[start of ENTRIES SHOWN]
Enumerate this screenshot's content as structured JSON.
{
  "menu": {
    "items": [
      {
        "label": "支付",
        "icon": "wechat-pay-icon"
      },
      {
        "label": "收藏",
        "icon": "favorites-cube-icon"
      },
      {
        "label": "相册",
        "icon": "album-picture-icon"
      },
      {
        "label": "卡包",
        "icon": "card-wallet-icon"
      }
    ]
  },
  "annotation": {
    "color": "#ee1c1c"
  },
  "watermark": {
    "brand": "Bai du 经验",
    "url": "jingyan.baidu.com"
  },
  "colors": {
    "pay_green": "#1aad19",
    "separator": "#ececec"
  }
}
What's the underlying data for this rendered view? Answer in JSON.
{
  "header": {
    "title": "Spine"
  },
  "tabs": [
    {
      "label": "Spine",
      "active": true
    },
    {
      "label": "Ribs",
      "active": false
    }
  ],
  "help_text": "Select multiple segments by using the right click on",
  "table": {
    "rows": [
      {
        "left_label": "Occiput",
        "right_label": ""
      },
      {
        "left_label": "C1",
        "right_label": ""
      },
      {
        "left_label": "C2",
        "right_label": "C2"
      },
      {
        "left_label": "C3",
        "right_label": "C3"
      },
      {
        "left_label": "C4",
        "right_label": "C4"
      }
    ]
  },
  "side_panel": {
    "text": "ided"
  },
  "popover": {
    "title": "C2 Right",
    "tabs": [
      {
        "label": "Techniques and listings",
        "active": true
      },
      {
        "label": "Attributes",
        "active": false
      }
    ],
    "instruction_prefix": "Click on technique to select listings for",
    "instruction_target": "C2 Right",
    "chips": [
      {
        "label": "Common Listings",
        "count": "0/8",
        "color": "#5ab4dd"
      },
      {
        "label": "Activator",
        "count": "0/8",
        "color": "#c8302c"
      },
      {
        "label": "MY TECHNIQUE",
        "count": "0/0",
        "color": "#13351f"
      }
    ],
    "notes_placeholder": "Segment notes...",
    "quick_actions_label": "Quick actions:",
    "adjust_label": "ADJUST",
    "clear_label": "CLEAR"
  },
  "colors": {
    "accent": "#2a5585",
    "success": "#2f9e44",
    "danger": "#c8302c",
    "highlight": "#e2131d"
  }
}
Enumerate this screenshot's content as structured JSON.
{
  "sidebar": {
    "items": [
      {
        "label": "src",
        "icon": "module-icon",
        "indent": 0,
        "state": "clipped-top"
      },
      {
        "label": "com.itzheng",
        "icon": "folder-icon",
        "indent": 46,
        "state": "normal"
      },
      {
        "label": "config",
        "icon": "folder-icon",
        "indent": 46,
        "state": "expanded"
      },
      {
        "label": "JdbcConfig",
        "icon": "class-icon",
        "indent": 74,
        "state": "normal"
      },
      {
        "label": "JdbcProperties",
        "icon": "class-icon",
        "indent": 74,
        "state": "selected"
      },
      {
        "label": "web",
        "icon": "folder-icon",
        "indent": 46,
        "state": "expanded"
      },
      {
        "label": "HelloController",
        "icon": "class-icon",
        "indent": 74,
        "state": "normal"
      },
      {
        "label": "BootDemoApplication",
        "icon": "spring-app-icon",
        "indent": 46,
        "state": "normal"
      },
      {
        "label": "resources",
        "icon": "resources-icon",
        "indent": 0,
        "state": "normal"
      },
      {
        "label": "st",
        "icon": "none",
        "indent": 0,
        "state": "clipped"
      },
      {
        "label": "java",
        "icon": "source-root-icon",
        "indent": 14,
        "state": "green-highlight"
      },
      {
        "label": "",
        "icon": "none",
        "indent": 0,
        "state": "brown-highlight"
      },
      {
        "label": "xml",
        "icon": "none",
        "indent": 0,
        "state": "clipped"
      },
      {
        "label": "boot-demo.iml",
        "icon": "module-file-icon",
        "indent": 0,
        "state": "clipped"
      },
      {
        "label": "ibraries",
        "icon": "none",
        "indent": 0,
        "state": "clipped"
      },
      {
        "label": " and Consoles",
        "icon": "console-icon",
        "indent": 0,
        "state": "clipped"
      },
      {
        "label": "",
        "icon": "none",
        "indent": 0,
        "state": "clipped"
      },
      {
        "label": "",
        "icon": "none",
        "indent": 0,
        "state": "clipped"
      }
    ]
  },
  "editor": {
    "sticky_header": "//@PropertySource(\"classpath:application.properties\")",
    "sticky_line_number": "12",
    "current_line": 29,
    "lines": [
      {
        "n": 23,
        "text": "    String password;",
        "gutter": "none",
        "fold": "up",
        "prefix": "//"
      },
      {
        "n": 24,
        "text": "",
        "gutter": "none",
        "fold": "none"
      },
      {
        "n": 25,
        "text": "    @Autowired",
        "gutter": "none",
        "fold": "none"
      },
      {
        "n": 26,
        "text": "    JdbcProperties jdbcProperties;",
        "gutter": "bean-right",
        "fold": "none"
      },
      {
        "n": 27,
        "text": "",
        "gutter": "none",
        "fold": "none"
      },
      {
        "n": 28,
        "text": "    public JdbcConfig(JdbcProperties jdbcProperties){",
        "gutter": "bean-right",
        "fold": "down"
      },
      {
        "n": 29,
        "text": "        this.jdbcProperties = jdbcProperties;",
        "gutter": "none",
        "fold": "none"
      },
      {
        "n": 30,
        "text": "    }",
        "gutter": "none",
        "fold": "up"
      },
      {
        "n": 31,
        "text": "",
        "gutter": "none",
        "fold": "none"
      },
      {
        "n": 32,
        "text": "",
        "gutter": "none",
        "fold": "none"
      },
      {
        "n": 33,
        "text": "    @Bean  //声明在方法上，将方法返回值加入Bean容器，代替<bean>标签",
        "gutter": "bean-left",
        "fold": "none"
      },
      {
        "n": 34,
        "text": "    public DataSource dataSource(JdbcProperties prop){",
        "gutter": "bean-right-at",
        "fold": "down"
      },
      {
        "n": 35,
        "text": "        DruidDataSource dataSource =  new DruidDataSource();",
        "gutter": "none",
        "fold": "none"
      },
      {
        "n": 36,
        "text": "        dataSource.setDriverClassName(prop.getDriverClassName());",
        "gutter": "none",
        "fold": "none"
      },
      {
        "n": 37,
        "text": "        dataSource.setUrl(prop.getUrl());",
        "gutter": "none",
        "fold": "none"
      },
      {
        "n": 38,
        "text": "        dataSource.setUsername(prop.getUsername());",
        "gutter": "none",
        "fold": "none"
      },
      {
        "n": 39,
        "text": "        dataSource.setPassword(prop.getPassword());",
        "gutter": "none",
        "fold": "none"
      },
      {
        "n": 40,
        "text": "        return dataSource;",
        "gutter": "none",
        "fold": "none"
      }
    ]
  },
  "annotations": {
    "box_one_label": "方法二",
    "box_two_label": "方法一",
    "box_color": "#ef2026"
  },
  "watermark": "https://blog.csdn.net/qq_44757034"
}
[end of ENTRIES SHOWN]
§ INSTRUCTIONS TO FOLLOW
Find the lines of the material that hold the word "bean" and report their count alone.

§ ANSWER TO THE EXERCISE
5